▸ Required work
Using the material below, copy every line where "hızları" appears.

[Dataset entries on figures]
--- START ---

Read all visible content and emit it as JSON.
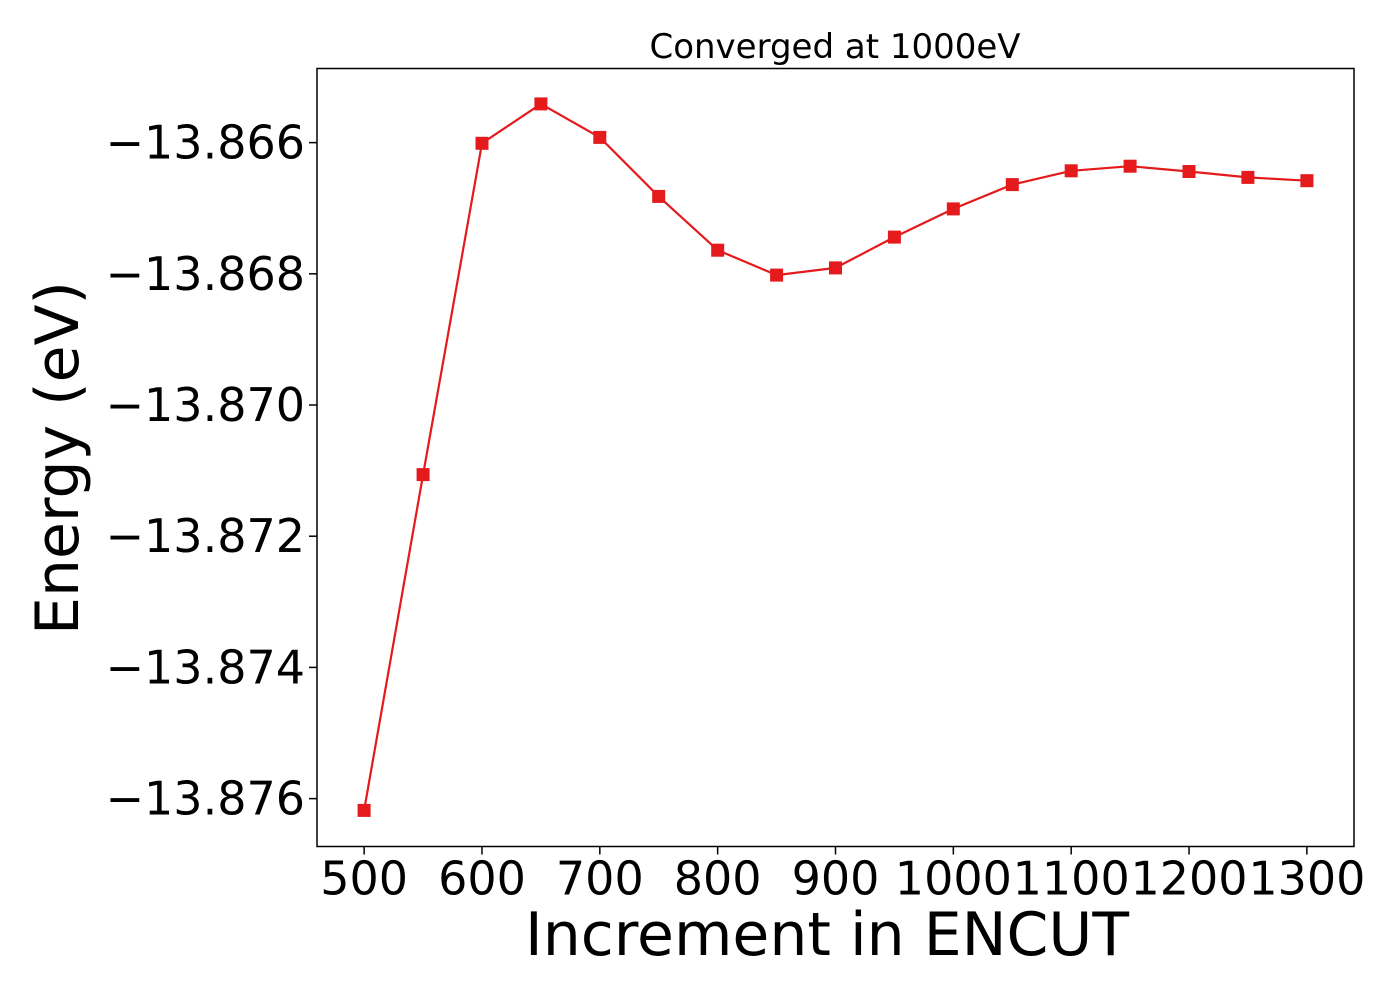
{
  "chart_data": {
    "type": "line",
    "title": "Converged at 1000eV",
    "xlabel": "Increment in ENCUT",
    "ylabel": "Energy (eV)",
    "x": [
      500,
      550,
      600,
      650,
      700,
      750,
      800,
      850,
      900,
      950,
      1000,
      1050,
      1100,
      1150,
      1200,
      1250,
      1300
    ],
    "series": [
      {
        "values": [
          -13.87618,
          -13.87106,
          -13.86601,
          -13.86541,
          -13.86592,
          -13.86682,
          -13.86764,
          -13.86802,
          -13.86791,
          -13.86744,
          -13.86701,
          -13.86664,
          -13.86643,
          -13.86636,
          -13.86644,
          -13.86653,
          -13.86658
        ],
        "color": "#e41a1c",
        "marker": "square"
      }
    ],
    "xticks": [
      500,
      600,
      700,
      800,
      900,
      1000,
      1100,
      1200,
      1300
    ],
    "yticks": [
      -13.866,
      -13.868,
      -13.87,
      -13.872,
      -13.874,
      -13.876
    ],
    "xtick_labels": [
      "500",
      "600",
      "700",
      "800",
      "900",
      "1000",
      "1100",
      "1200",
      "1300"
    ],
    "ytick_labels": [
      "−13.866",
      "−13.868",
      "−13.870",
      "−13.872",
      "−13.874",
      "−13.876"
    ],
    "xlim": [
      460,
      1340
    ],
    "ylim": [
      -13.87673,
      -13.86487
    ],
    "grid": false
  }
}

--- END ---
--- START ---

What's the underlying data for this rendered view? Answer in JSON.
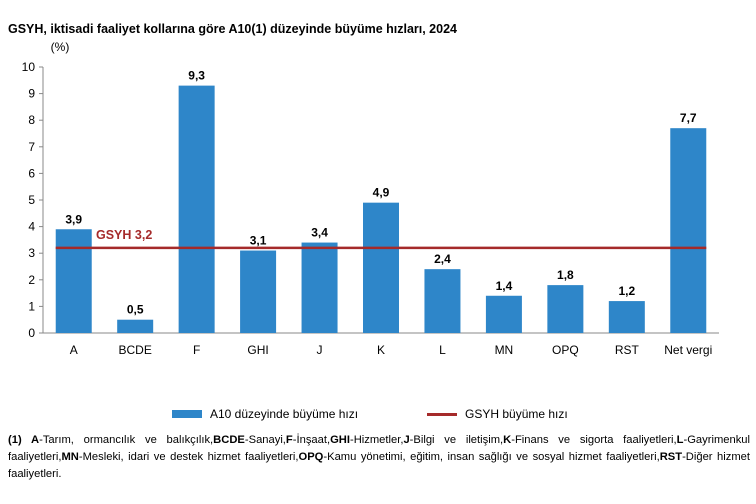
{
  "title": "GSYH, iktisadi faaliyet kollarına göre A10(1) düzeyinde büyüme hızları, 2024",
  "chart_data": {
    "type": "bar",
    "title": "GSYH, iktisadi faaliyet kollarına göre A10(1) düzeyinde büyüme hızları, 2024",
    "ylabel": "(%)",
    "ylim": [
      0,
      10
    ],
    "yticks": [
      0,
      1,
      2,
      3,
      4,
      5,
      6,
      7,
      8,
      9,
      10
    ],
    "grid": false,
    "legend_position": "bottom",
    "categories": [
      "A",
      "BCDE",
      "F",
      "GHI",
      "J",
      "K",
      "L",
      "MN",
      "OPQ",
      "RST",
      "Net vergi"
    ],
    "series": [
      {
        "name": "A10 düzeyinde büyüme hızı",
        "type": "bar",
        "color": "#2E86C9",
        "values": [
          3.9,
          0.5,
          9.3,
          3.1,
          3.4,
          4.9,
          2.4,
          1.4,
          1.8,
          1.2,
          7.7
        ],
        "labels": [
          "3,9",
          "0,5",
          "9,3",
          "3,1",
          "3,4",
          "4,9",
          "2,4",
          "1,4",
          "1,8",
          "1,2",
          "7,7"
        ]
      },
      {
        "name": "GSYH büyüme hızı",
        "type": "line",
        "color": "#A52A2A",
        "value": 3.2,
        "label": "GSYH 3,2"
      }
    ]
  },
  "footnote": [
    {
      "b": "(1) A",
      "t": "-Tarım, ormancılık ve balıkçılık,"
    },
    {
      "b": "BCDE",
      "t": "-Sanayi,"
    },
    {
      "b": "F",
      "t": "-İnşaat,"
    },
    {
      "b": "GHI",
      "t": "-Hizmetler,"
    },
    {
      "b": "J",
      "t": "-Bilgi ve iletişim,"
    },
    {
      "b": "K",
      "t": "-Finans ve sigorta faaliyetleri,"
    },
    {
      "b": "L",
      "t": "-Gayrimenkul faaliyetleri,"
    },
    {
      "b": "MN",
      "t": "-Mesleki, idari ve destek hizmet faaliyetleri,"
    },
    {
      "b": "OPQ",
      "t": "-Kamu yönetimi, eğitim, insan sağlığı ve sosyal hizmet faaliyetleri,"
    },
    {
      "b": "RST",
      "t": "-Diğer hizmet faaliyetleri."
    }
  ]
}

--- END ---
--- START ---

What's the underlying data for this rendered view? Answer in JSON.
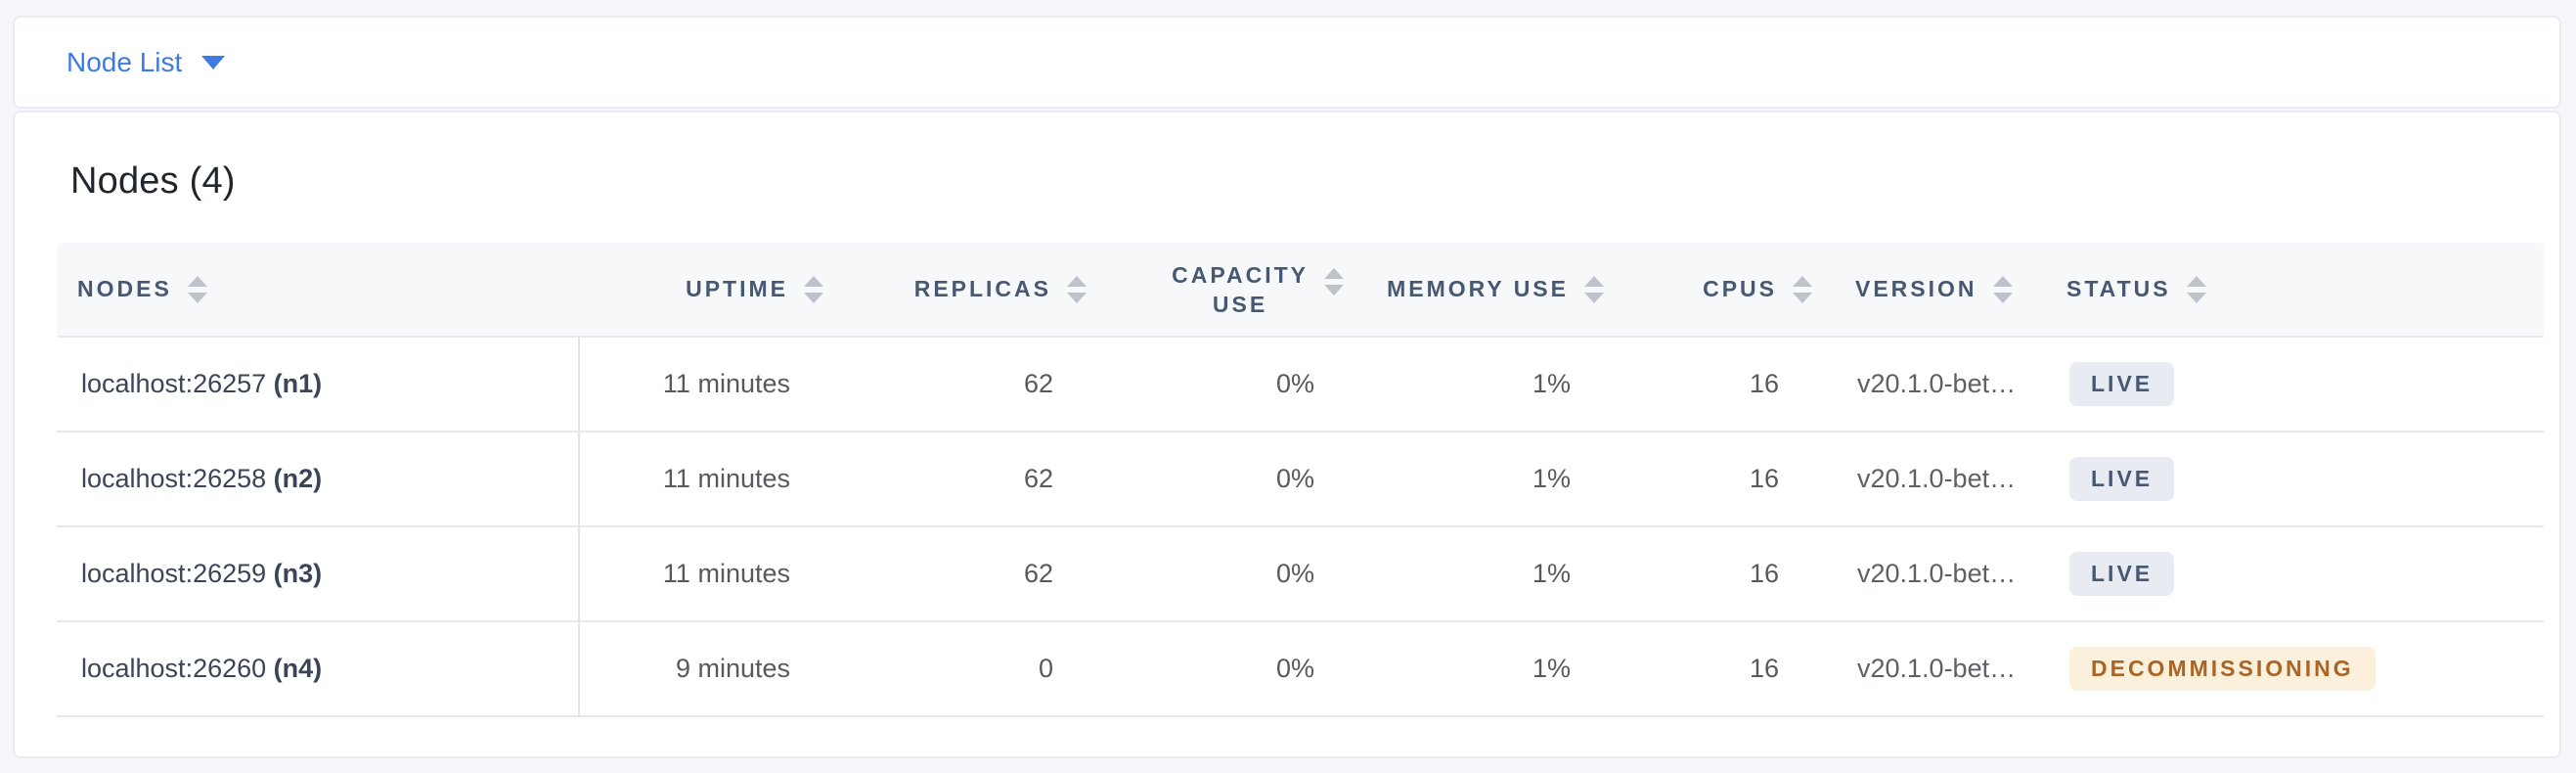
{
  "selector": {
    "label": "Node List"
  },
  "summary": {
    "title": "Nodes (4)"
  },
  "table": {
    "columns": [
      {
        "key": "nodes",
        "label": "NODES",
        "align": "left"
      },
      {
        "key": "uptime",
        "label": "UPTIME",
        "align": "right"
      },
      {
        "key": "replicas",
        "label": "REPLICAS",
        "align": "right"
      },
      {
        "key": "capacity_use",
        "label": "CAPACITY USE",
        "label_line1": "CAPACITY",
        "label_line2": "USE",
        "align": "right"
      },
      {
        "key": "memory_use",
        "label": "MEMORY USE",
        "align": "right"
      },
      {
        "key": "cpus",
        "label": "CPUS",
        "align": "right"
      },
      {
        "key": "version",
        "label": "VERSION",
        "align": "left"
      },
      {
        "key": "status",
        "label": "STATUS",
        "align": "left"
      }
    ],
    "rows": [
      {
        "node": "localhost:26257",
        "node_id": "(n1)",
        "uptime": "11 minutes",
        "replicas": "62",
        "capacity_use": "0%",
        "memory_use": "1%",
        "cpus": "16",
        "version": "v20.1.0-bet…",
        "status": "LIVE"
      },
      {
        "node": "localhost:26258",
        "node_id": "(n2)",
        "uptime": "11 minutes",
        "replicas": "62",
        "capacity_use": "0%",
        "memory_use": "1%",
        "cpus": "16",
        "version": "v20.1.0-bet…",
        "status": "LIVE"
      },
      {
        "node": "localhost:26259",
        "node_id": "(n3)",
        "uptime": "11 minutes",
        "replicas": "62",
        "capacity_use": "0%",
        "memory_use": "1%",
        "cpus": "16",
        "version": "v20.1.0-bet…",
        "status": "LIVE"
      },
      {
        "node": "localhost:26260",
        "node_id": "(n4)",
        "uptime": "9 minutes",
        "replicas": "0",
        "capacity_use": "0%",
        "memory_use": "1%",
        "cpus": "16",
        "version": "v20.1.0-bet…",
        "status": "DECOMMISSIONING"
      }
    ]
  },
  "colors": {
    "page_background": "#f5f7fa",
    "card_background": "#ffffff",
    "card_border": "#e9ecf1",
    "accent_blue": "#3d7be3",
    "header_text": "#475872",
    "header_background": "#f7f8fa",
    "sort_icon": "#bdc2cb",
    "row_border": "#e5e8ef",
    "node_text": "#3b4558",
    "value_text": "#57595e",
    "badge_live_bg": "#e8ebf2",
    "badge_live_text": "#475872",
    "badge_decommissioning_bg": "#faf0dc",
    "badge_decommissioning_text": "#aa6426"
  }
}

--- END ---

▸ Reply
  "title": "GSYH, iktisadi faaliyet kollarına göre A10(1) düzeyinde büyüme hızları, 2024",
    "title": "GSYH, iktisadi faaliyet kollarına göre A10(1) düzeyinde büyüme hızları, 2024",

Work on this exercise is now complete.